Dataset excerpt
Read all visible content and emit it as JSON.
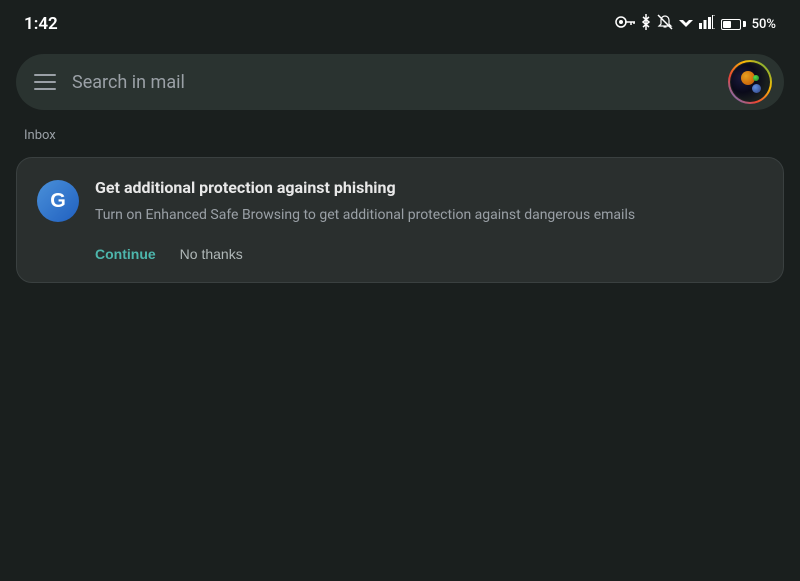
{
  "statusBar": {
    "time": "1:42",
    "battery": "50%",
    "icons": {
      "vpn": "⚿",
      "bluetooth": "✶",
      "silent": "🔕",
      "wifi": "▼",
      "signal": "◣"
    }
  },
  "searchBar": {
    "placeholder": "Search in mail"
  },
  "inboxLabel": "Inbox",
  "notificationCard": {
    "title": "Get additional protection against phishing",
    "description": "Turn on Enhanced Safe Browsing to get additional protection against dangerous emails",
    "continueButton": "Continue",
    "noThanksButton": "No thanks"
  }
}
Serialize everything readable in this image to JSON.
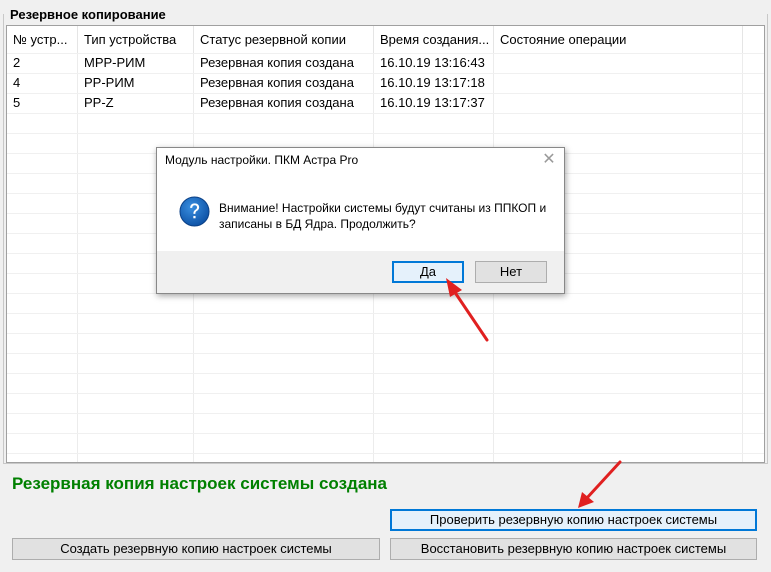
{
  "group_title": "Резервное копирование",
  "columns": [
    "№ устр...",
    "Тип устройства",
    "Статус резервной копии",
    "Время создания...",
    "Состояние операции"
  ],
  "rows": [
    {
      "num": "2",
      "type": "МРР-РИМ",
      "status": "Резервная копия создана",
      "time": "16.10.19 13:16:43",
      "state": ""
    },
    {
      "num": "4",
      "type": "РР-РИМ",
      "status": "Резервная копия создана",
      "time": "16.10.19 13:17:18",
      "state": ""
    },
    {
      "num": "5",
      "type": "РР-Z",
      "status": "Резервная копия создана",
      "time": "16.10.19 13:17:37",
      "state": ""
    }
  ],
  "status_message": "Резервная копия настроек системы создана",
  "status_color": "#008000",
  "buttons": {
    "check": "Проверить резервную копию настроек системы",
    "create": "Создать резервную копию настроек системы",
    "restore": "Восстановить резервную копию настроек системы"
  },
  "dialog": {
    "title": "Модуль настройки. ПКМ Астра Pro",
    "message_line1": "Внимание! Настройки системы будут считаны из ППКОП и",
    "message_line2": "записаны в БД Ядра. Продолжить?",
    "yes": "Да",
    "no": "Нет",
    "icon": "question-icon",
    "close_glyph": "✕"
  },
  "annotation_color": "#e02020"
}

## [Task requirements]
Using the data above, print every line exactly, omitting pictures.

## [Response]
Read all visible content and emit it as JSON.
{
  "statusBar": {
    "time": "1:42",
    "battery": "50%",
    "icons": {
      "vpn": "⚿",
      "bluetooth": "✶",
      "silent": "🔕",
      "wifi": "▼",
      "signal": "◣"
    }
  },
  "searchBar": {
    "placeholder": "Search in mail"
  },
  "inboxLabel": "Inbox",
  "notificationCard": {
    "title": "Get additional protection against phishing",
    "description": "Turn on Enhanced Safe Browsing to get additional protection against dangerous emails",
    "continueButton": "Continue",
    "noThanksButton": "No thanks"
  }
}
Serialize everything readable in this image to JSON.
{
  "group_title": "Резервное копирование",
  "columns": [
    "№ устр...",
    "Тип устройства",
    "Статус резервной копии",
    "Время создания...",
    "Состояние операции"
  ],
  "rows": [
    {
      "num": "2",
      "type": "МРР-РИМ",
      "status": "Резервная копия создана",
      "time": "16.10.19 13:16:43",
      "state": ""
    },
    {
      "num": "4",
      "type": "РР-РИМ",
      "status": "Резервная копия создана",
      "time": "16.10.19 13:17:18",
      "state": ""
    },
    {
      "num": "5",
      "type": "РР-Z",
      "status": "Резервная копия создана",
      "time": "16.10.19 13:17:37",
      "state": ""
    }
  ],
  "status_message": "Резервная копия настроек системы создана",
  "status_color": "#008000",
  "buttons": {
    "check": "Проверить резервную копию настроек системы",
    "create": "Создать резервную копию настроек системы",
    "restore": "Восстановить резервную копию настроек системы"
  },
  "dialog": {
    "title": "Модуль настройки. ПКМ Астра Pro",
    "message_line1": "Внимание! Настройки системы будут считаны из ППКОП и",
    "message_line2": "записаны в БД Ядра. Продолжить?",
    "yes": "Да",
    "no": "Нет",
    "icon": "question-icon",
    "close_glyph": "✕"
  },
  "annotation_color": "#e02020"
}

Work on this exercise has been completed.